Written problem
Check every line of the data below for the string "points", and copy the ones that hold it.

Exercise input
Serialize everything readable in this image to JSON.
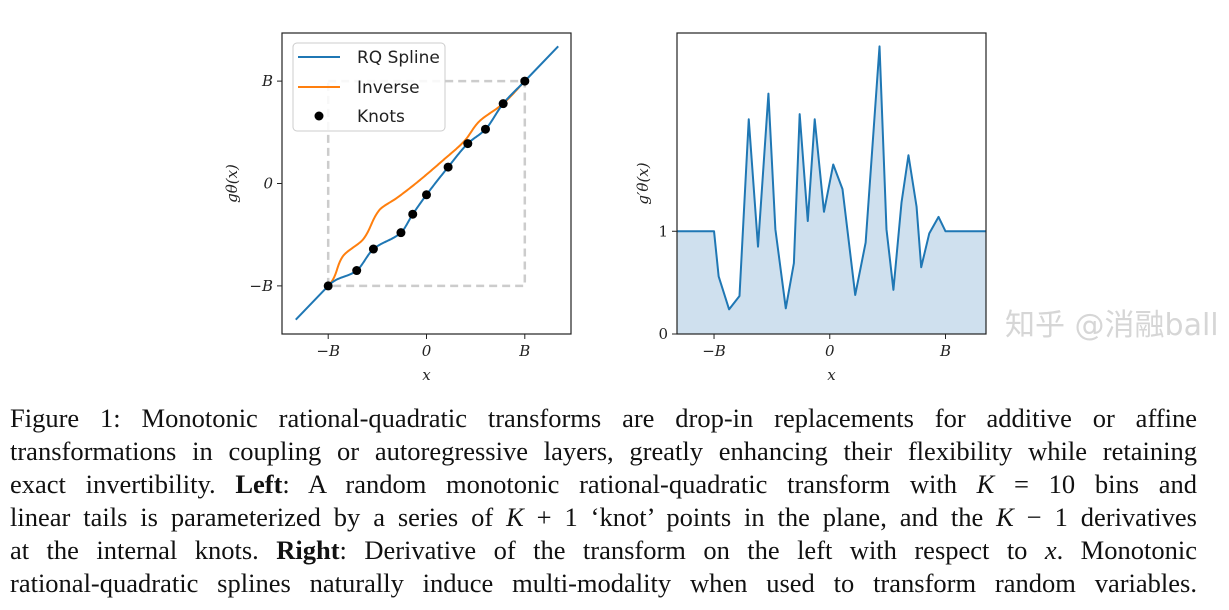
{
  "chart_data": [
    {
      "type": "line",
      "panel": "left",
      "xlabel": "x",
      "ylabel": "gθ(x)",
      "xlim": [
        -1.47,
        1.47
      ],
      "ylim": [
        -1.47,
        1.47
      ],
      "x_ticks": [
        {
          "value": -1,
          "label": "−B"
        },
        {
          "value": 0,
          "label": "0"
        },
        {
          "value": 1,
          "label": "B"
        }
      ],
      "y_ticks": [
        {
          "value": -1,
          "label": "−B"
        },
        {
          "value": 0,
          "label": "0"
        },
        {
          "value": 1,
          "label": "B"
        }
      ],
      "units": "B = 1",
      "legend": {
        "placement": "top-left",
        "entries": [
          "RQ Spline",
          "Inverse",
          "Knots"
        ]
      },
      "tail_range": [
        -1.33,
        1.34
      ],
      "knots": {
        "x": [
          -1,
          -0.71,
          -0.54,
          -0.26,
          -0.14,
          0,
          0.22,
          0.42,
          0.6,
          0.78,
          1
        ],
        "y": [
          -1,
          -0.85,
          -0.64,
          -0.48,
          -0.3,
          -0.11,
          0.16,
          0.39,
          0.53,
          0.78,
          1
        ]
      },
      "series": [
        {
          "name": "RQ Spline",
          "color": "#1f77b4"
        },
        {
          "name": "Inverse",
          "color": "#ff7f0e"
        },
        {
          "name": "Knots",
          "color": "#000000"
        }
      ],
      "bounding_box": {
        "range": [
          -1,
          1
        ],
        "color": "#cccccc",
        "style": "dashed"
      }
    },
    {
      "type": "area",
      "panel": "right",
      "xlabel": "x",
      "ylabel": "g′θ(x)",
      "xlim": [
        -1.32,
        1.35
      ],
      "ylim": [
        0,
        2.93
      ],
      "x_ticks": [
        {
          "value": -1,
          "label": "−B"
        },
        {
          "value": 0,
          "label": "0"
        },
        {
          "value": 1,
          "label": "B"
        }
      ],
      "y_ticks": [
        {
          "value": 0,
          "label": "0"
        },
        {
          "value": 1,
          "label": "1"
        }
      ],
      "line_color": "#1f77b4",
      "fill_color": "#cfe0ee",
      "x": [
        -1.32,
        -1,
        -0.96,
        -0.87,
        -0.78,
        -0.7,
        -0.62,
        -0.53,
        -0.47,
        -0.38,
        -0.31,
        -0.26,
        -0.19,
        -0.13,
        -0.05,
        0.03,
        0.11,
        0.22,
        0.31,
        0.43,
        0.49,
        0.55,
        0.62,
        0.68,
        0.75,
        0.79,
        0.86,
        0.94,
        1,
        1.35
      ],
      "y": [
        1,
        1,
        0.56,
        0.24,
        0.37,
        2.09,
        0.85,
        2.34,
        1.02,
        0.25,
        0.69,
        2.14,
        1.1,
        2.09,
        1.19,
        1.65,
        1.41,
        0.38,
        0.89,
        2.8,
        1.02,
        0.43,
        1.28,
        1.74,
        1.24,
        0.65,
        0.98,
        1.14,
        1,
        1
      ]
    }
  ],
  "caption": {
    "lines": [
      [
        {
          "t": "Figure 1: Monotonic rational-quadratic transforms are drop-in replacements for additive or affine"
        }
      ],
      [
        {
          "t": "transformations in coupling or autoregressive layers, greatly enhancing their flexibility while retaining"
        }
      ],
      [
        {
          "t": "exact invertibility. "
        },
        {
          "t": "Left",
          "s": "b"
        },
        {
          "t": ": A random monotonic rational-quadratic transform with "
        },
        {
          "t": "K",
          "s": "m"
        },
        {
          "t": " = 10 bins and"
        }
      ],
      [
        {
          "t": "linear tails is parameterized by a series of "
        },
        {
          "t": "K",
          "s": "m"
        },
        {
          "t": " + 1 ‘knot’ points in the plane, and the "
        },
        {
          "t": "K",
          "s": "m"
        },
        {
          "t": " − 1 derivatives"
        }
      ],
      [
        {
          "t": "at the internal knots. "
        },
        {
          "t": "Right",
          "s": "b"
        },
        {
          "t": ": Derivative of the transform on the left with respect to "
        },
        {
          "t": "x",
          "s": "m"
        },
        {
          "t": ". Monotonic"
        }
      ],
      [
        {
          "t": "rational-quadratic splines naturally induce multi-modality when used to transform random variables."
        }
      ]
    ]
  },
  "watermark": "知乎 @消融ball"
}
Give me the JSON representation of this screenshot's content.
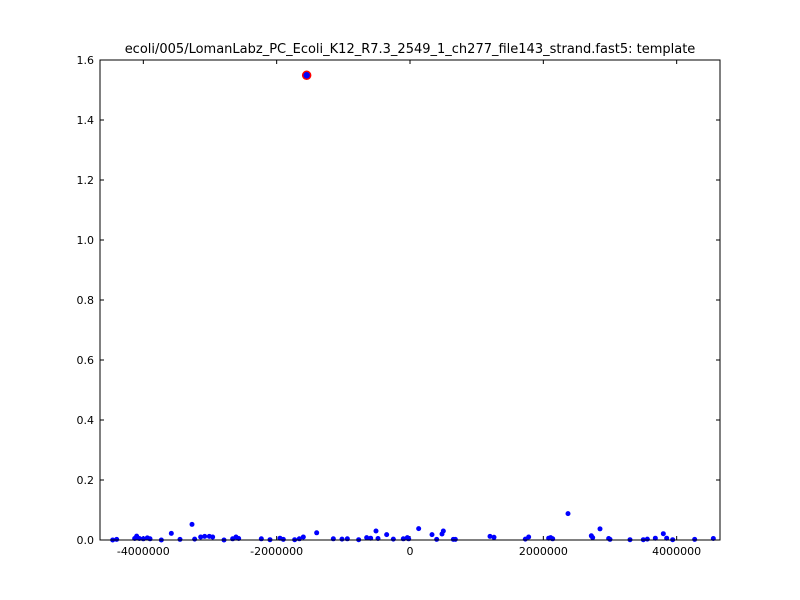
{
  "chart_data": {
    "type": "scatter",
    "title": "ecoli/005/LomanLabz_PC_Ecoli_K12_R7.3_2549_1_ch277_file143_strand.fast5: template",
    "xlabel": "",
    "ylabel": "",
    "xlim": [
      -4650000,
      4650000
    ],
    "ylim": [
      0,
      1.6
    ],
    "xticks": [
      -4000000,
      -2000000,
      0,
      2000000,
      4000000
    ],
    "xtick_labels": [
      "-4000000",
      "-2000000",
      "0",
      "2000000",
      "4000000"
    ],
    "yticks": [
      0.0,
      0.2,
      0.4,
      0.6,
      0.8,
      1.0,
      1.2,
      1.4,
      1.6
    ],
    "ytick_labels": [
      "0.0",
      "0.2",
      "0.4",
      "0.6",
      "0.8",
      "1.0",
      "1.2",
      "1.4",
      "1.6"
    ],
    "grid": false,
    "colors": {
      "points": "#0000ff",
      "highlight_fill": "#0000ff",
      "highlight_ring": "#ff0000"
    },
    "highlight": {
      "x": -1550000,
      "y": 1.549
    },
    "series": [
      {
        "points": [
          [
            -4460000,
            0.0
          ],
          [
            -4400000,
            0.002
          ],
          [
            -4130000,
            0.005
          ],
          [
            -4100000,
            0.013
          ],
          [
            -4060000,
            0.005
          ],
          [
            -4000000,
            0.004
          ],
          [
            -3940000,
            0.007
          ],
          [
            -3900000,
            0.004
          ],
          [
            -3730000,
            0.0
          ],
          [
            -3580000,
            0.022
          ],
          [
            -3450000,
            0.002
          ],
          [
            -3270000,
            0.052
          ],
          [
            -3230000,
            0.003
          ],
          [
            -3140000,
            0.01
          ],
          [
            -3080000,
            0.012
          ],
          [
            -3010000,
            0.012
          ],
          [
            -2960000,
            0.01
          ],
          [
            -2790000,
            0.0
          ],
          [
            -2660000,
            0.004
          ],
          [
            -2610000,
            0.01
          ],
          [
            -2570000,
            0.005
          ],
          [
            -2230000,
            0.004
          ],
          [
            -2100000,
            0.001
          ],
          [
            -1950000,
            0.006
          ],
          [
            -1900000,
            0.002
          ],
          [
            -1730000,
            0.001
          ],
          [
            -1660000,
            0.004
          ],
          [
            -1600000,
            0.01
          ],
          [
            -1400000,
            0.024
          ],
          [
            -1150000,
            0.004
          ],
          [
            -1020000,
            0.003
          ],
          [
            -940000,
            0.004
          ],
          [
            -770000,
            0.001
          ],
          [
            -650000,
            0.008
          ],
          [
            -590000,
            0.006
          ],
          [
            -510000,
            0.03
          ],
          [
            -480000,
            0.005
          ],
          [
            -350000,
            0.018
          ],
          [
            -250000,
            0.003
          ],
          [
            -100000,
            0.004
          ],
          [
            -40000,
            0.008
          ],
          [
            -20000,
            0.004
          ],
          [
            130000,
            0.038
          ],
          [
            330000,
            0.018
          ],
          [
            400000,
            0.002
          ],
          [
            480000,
            0.02
          ],
          [
            500000,
            0.03
          ],
          [
            650000,
            0.002
          ],
          [
            680000,
            0.002
          ],
          [
            1200000,
            0.012
          ],
          [
            1260000,
            0.009
          ],
          [
            1730000,
            0.003
          ],
          [
            1780000,
            0.01
          ],
          [
            2080000,
            0.006
          ],
          [
            2110000,
            0.008
          ],
          [
            2140000,
            0.004
          ],
          [
            2370000,
            0.088
          ],
          [
            2720000,
            0.014
          ],
          [
            2740000,
            0.008
          ],
          [
            2850000,
            0.037
          ],
          [
            2980000,
            0.005
          ],
          [
            3000000,
            0.002
          ],
          [
            3300000,
            0.001
          ],
          [
            3500000,
            0.001
          ],
          [
            3560000,
            0.003
          ],
          [
            3680000,
            0.006
          ],
          [
            3800000,
            0.021
          ],
          [
            3850000,
            0.006
          ],
          [
            3940000,
            0.001
          ],
          [
            4270000,
            0.002
          ],
          [
            4550000,
            0.005
          ]
        ]
      }
    ]
  }
}
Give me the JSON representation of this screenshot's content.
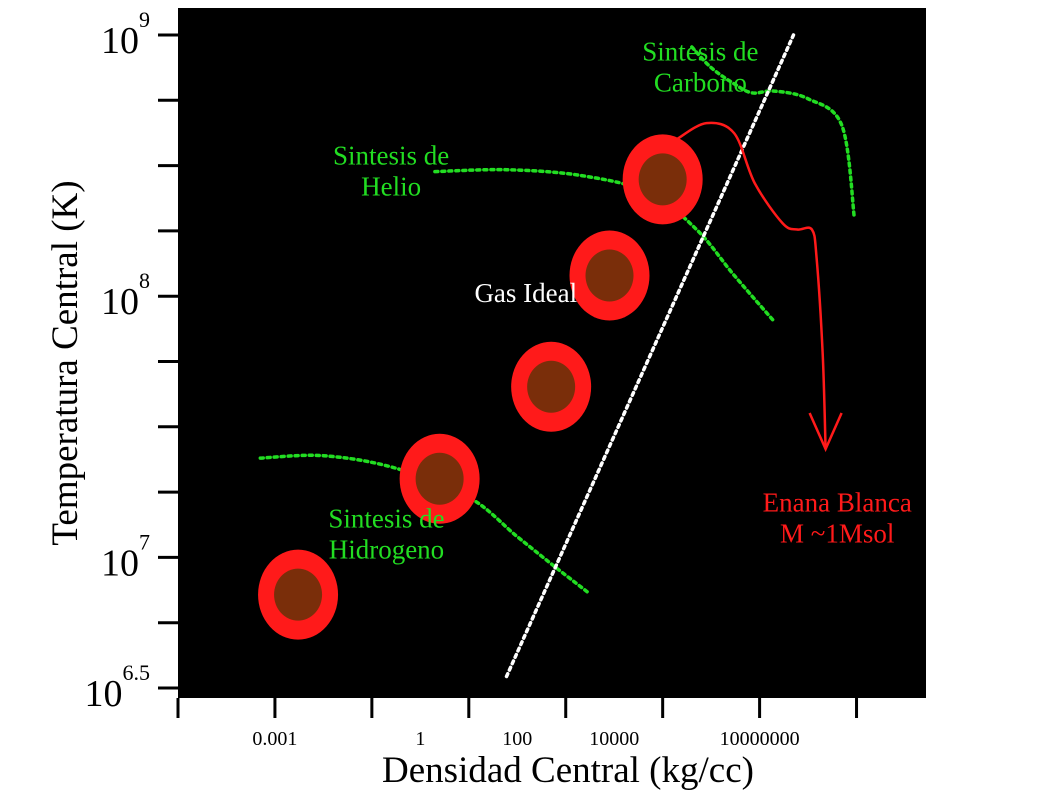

Correct answer
          "t": " + 1 ‘knot’ points in the plane, and the "
      "points": "#0000ff",
        "points": [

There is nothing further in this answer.